Go through the records below line by line, counting those that contain the word "increased"; answer with the count only.
--- start of Given records ---
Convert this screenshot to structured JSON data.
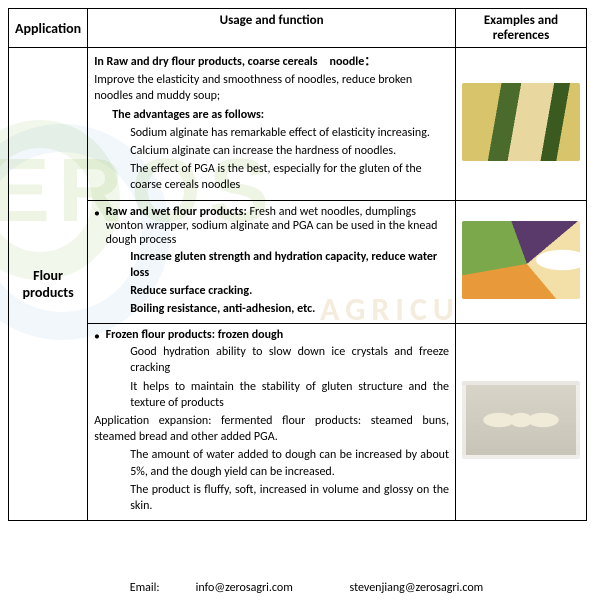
{
  "table": {
    "headers": {
      "application": "Application",
      "usage": "Usage and function",
      "examples": "Examples and references"
    },
    "application_label": "Flour products",
    "rows": [
      {
        "title": "In Raw and dry flour products, coarse cereals noodle：",
        "intro": "Improve the elasticity and smoothness of noodles, reduce broken noodles and muddy soup;",
        "adv_head": "The advantages are as follows:",
        "adv": [
          "Sodium alginate has remarkable effect of elasticity increasing.",
          "Calcium alginate can increase the hardness of noodles.",
          "The effect of PGA is the best, especially for the gluten of the coarse cereals noodles"
        ]
      },
      {
        "title": "Raw and wet flour products:",
        "title_rest": "Fresh and wet noodles, dumplings wonton wrapper, sodium alginate and PGA can be used in the knead dough process",
        "points": [
          "Increase gluten strength and hydration capacity, reduce water loss",
          "Reduce surface cracking.",
          "Boiling resistance, anti-adhesion, etc."
        ]
      },
      {
        "title": "Frozen flour products: frozen dough",
        "points1": [
          "Good hydration ability to slow down ice crystals and freeze cracking",
          "It helps to maintain the stability of gluten structure and the texture of products"
        ],
        "expansion": "Application expansion: fermented flour products: steamed buns, steamed bread and other added PGA.",
        "points2": [
          "The amount of water added to dough can be increased by about 5%, and the dough yield can be increased.",
          "The product is fluffy, soft, increased in volume and glossy on the skin."
        ]
      }
    ]
  },
  "watermark": {
    "line1": "EROS",
    "line2": "AGRICU"
  },
  "footer": {
    "email1_label": "Email:",
    "email1": "info@zerosagri.com",
    "email2": "stevenjiang@zerosagri.com"
  },
  "colors": {
    "border": "#000000",
    "wm_green": "rgba(140,190,80,0.15)",
    "wm_amber": "rgba(200,160,80,0.2)"
  }
}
--- end of Given records ---
» **Exercise solution**
2